%%

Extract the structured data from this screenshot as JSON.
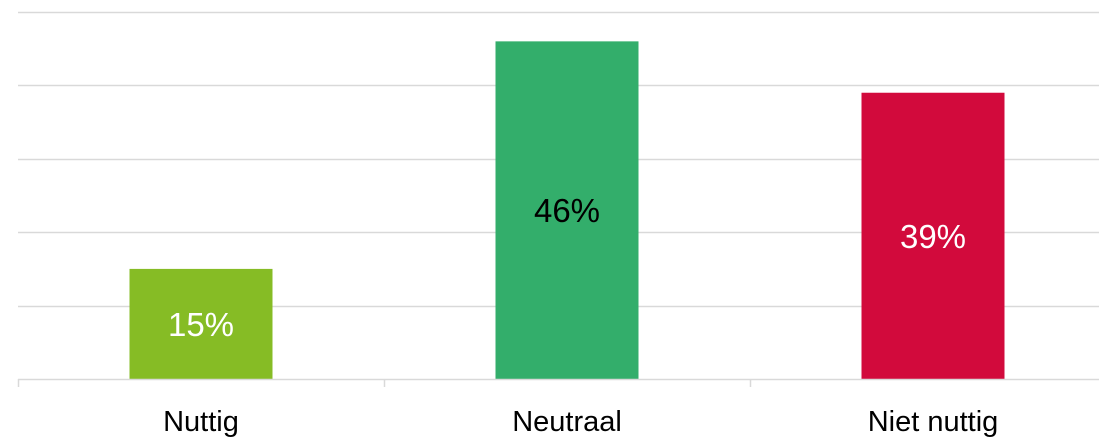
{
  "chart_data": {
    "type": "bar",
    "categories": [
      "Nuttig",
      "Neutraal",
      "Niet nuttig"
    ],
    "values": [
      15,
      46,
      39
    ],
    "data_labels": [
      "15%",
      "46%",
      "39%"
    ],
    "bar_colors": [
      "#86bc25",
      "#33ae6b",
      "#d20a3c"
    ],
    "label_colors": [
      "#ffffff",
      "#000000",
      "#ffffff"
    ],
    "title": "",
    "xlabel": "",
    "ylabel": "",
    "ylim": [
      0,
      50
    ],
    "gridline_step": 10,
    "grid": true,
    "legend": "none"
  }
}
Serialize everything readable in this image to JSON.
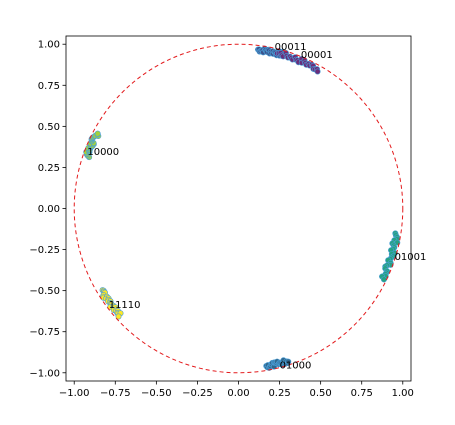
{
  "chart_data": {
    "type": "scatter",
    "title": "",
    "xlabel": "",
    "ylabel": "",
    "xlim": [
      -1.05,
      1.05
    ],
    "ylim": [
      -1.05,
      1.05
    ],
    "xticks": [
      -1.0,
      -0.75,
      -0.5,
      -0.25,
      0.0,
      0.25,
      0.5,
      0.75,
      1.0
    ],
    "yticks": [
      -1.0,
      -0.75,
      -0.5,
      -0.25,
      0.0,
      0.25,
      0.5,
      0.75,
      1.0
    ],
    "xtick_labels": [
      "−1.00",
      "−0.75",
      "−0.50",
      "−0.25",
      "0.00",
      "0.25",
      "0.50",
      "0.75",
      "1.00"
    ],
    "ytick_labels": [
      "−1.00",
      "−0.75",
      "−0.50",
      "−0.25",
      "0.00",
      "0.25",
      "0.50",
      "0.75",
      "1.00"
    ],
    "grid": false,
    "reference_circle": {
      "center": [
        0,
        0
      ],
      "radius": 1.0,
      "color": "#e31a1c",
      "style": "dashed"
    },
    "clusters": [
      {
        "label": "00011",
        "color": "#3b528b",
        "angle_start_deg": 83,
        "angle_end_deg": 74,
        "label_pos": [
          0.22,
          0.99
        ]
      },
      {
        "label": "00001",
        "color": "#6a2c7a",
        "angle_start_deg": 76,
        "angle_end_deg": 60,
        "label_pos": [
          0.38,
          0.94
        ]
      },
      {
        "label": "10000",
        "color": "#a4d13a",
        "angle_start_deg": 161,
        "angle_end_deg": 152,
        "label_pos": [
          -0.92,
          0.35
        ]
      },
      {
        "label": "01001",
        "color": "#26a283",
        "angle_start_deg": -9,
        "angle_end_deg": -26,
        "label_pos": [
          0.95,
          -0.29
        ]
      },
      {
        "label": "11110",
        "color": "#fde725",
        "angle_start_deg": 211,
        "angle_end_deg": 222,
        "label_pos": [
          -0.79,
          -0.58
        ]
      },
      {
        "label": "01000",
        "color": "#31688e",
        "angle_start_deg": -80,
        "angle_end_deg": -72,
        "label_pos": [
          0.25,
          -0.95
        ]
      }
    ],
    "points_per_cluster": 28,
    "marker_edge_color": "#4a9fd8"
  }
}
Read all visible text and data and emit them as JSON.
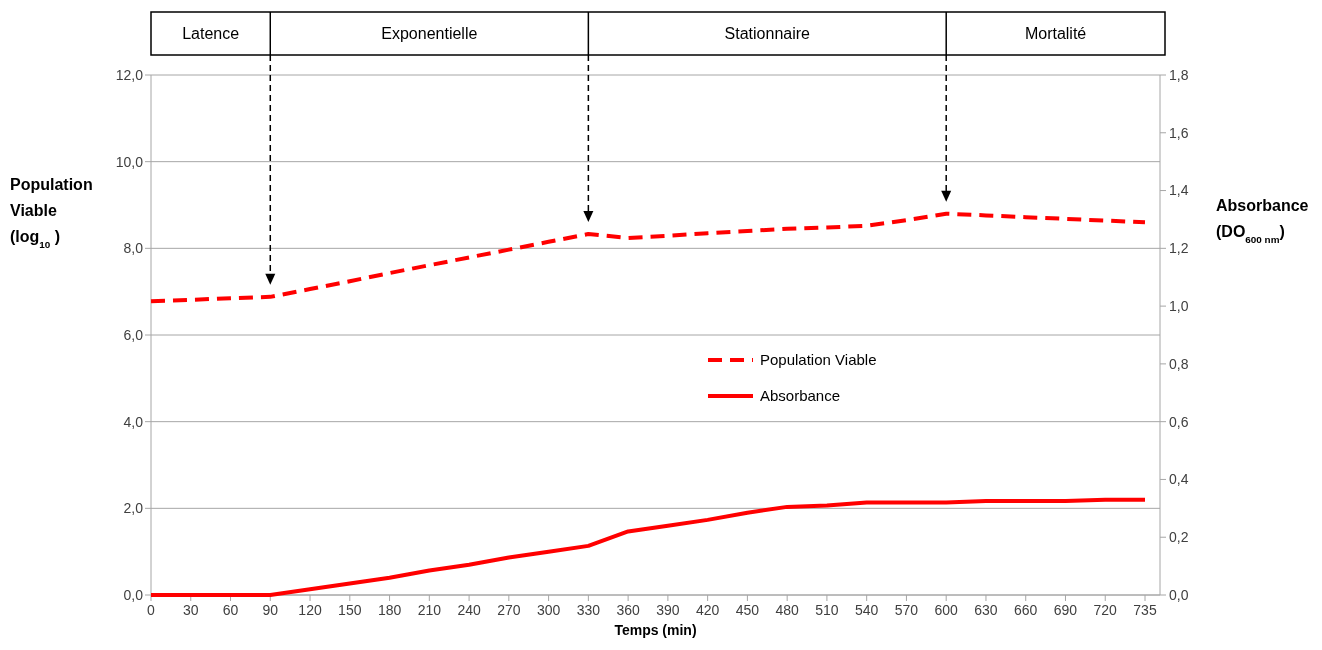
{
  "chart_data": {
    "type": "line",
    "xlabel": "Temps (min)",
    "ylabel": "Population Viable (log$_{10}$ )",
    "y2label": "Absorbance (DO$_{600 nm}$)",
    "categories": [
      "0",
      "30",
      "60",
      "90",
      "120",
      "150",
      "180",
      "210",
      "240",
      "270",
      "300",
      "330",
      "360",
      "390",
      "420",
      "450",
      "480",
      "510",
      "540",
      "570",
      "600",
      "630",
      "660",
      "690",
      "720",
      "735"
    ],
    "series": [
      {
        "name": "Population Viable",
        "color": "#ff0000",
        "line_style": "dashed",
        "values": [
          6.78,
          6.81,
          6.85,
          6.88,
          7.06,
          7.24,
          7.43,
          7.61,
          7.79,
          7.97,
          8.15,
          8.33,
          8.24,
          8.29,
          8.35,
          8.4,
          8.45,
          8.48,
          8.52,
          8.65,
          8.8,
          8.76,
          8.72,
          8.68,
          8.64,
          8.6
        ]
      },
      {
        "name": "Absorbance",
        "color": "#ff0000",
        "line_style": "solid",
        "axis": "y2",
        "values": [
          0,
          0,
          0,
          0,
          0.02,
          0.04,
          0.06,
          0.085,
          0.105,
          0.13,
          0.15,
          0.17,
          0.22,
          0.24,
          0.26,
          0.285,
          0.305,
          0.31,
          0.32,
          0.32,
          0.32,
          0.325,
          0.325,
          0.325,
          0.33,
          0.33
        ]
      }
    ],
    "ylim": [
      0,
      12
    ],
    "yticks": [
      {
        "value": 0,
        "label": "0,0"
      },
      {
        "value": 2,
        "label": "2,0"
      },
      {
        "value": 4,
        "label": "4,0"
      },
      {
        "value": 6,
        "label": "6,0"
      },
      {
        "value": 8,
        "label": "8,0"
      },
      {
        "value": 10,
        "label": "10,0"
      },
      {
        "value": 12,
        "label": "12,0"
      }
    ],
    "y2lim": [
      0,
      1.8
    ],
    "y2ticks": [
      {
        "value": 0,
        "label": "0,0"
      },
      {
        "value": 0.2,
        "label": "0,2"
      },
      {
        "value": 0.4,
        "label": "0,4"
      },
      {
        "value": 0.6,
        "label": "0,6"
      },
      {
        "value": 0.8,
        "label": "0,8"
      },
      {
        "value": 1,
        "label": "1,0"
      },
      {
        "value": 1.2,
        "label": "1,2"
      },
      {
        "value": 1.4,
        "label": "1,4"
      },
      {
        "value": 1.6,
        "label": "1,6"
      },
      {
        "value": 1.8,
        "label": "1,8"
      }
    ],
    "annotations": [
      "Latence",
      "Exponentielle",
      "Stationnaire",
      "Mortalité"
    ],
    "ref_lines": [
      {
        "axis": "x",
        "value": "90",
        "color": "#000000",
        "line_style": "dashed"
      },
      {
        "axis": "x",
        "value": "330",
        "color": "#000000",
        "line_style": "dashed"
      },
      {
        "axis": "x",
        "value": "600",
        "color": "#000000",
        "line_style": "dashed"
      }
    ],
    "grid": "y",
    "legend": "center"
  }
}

%%

Required work: Restate the data above word for word. Do not include the images.

Completed exercise:
Extract the structured data from this screenshot as JSON.
{
  "chart_data": {
    "type": "bar",
    "categories": [
      "Nuttig",
      "Neutraal",
      "Niet nuttig"
    ],
    "values": [
      15,
      46,
      39
    ],
    "data_labels": [
      "15%",
      "46%",
      "39%"
    ],
    "bar_colors": [
      "#86bc25",
      "#33ae6b",
      "#d20a3c"
    ],
    "label_colors": [
      "#ffffff",
      "#000000",
      "#ffffff"
    ],
    "title": "",
    "xlabel": "",
    "ylabel": "",
    "ylim": [
      0,
      50
    ],
    "gridline_step": 10,
    "grid": true,
    "legend": "none"
  }
}
Serialize everything readable in this image to JSON.
{
  "chart_data": {
    "type": "scatter",
    "title": "",
    "xlabel": "",
    "ylabel": "",
    "xlim": [
      -1.05,
      1.05
    ],
    "ylim": [
      -1.05,
      1.05
    ],
    "xticks": [
      -1.0,
      -0.75,
      -0.5,
      -0.25,
      0.0,
      0.25,
      0.5,
      0.75,
      1.0
    ],
    "yticks": [
      -1.0,
      -0.75,
      -0.5,
      -0.25,
      0.0,
      0.25,
      0.5,
      0.75,
      1.0
    ],
    "xtick_labels": [
      "−1.00",
      "−0.75",
      "−0.50",
      "−0.25",
      "0.00",
      "0.25",
      "0.50",
      "0.75",
      "1.00"
    ],
    "ytick_labels": [
      "−1.00",
      "−0.75",
      "−0.50",
      "−0.25",
      "0.00",
      "0.25",
      "0.50",
      "0.75",
      "1.00"
    ],
    "grid": false,
    "reference_circle": {
      "center": [
        0,
        0
      ],
      "radius": 1.0,
      "color": "#e31a1c",
      "style": "dashed"
    },
    "clusters": [
      {
        "label": "00011",
        "color": "#3b528b",
        "angle_start_deg": 83,
        "angle_end_deg": 74,
        "label_pos": [
          0.22,
          0.99
        ]
      },
      {
        "label": "00001",
        "color": "#6a2c7a",
        "angle_start_deg": 76,
        "angle_end_deg": 60,
        "label_pos": [
          0.38,
          0.94
        ]
      },
      {
        "label": "10000",
        "color": "#a4d13a",
        "angle_start_deg": 161,
        "angle_end_deg": 152,
        "label_pos": [
          -0.92,
          0.35
        ]
      },
      {
        "label": "01001",
        "color": "#26a283",
        "angle_start_deg": -9,
        "angle_end_deg": -26,
        "label_pos": [
          0.95,
          -0.29
        ]
      },
      {
        "label": "11110",
        "color": "#fde725",
        "angle_start_deg": 211,
        "angle_end_deg": 222,
        "label_pos": [
          -0.79,
          -0.58
        ]
      },
      {
        "label": "01000",
        "color": "#31688e",
        "angle_start_deg": -80,
        "angle_end_deg": -72,
        "label_pos": [
          0.25,
          -0.95
        ]
      }
    ],
    "points_per_cluster": 28,
    "marker_edge_color": "#4a9fd8"
  }
}
Read all visible text and data and emit them as JSON.
{
  "chart_data": {
    "type": "line",
    "xlabel": "Temps (min)",
    "ylabel": "Population Viable (log$_{10}$ )",
    "y2label": "Absorbance (DO$_{600 nm}$)",
    "categories": [
      "0",
      "30",
      "60",
      "90",
      "120",
      "150",
      "180",
      "210",
      "240",
      "270",
      "300",
      "330",
      "360",
      "390",
      "420",
      "450",
      "480",
      "510",
      "540",
      "570",
      "600",
      "630",
      "660",
      "690",
      "720",
      "735"
    ],
    "series": [
      {
        "name": "Population Viable",
        "color": "#ff0000",
        "line_style": "dashed",
        "values": [
          6.78,
          6.81,
          6.85,
          6.88,
          7.06,
          7.24,
          7.43,
          7.61,
          7.79,
          7.97,
          8.15,
          8.33,
          8.24,
          8.29,
          8.35,
          8.4,
          8.45,
          8.48,
          8.52,
          8.65,
          8.8,
          8.76,
          8.72,
          8.68,
          8.64,
          8.6
        ]
      },
      {
        "name": "Absorbance",
        "color": "#ff0000",
        "line_style": "solid",
        "axis": "y2",
        "values": [
          0,
          0,
          0,
          0,
          0.02,
          0.04,
          0.06,
          0.085,
          0.105,
          0.13,
          0.15,
          0.17,
          0.22,
          0.24,
          0.26,
          0.285,
          0.305,
          0.31,
          0.32,
          0.32,
          0.32,
          0.325,
          0.325,
          0.325,
          0.33,
          0.33
        ]
      }
    ],
    "ylim": [
      0,
      12
    ],
    "yticks": [
      {
        "value": 0,
        "label": "0,0"
      },
      {
        "value": 2,
        "label": "2,0"
      },
      {
        "value": 4,
        "label": "4,0"
      },
      {
        "value": 6,
        "label": "6,0"
      },
      {
        "value": 8,
        "label": "8,0"
      },
      {
        "value": 10,
        "label": "10,0"
      },
      {
        "value": 12,
        "label": "12,0"
      }
    ],
    "y2lim": [
      0,
      1.8
    ],
    "y2ticks": [
      {
        "value": 0,
        "label": "0,0"
      },
      {
        "value": 0.2,
        "label": "0,2"
      },
      {
        "value": 0.4,
        "label": "0,4"
      },
      {
        "value": 0.6,
        "label": "0,6"
      },
      {
        "value": 0.8,
        "label": "0,8"
      },
      {
        "value": 1,
        "label": "1,0"
      },
      {
        "value": 1.2,
        "label": "1,2"
      },
      {
        "value": 1.4,
        "label": "1,4"
      },
      {
        "value": 1.6,
        "label": "1,6"
      },
      {
        "value": 1.8,
        "label": "1,8"
      }
    ],
    "annotations": [
      "Latence",
      "Exponentielle",
      "Stationnaire",
      "Mortalité"
    ],
    "ref_lines": [
      {
        "axis": "x",
        "value": "90",
        "color": "#000000",
        "line_style": "dashed"
      },
      {
        "axis": "x",
        "value": "330",
        "color": "#000000",
        "line_style": "dashed"
      },
      {
        "axis": "x",
        "value": "600",
        "color": "#000000",
        "line_style": "dashed"
      }
    ],
    "grid": "y",
    "legend": "center"
  }
}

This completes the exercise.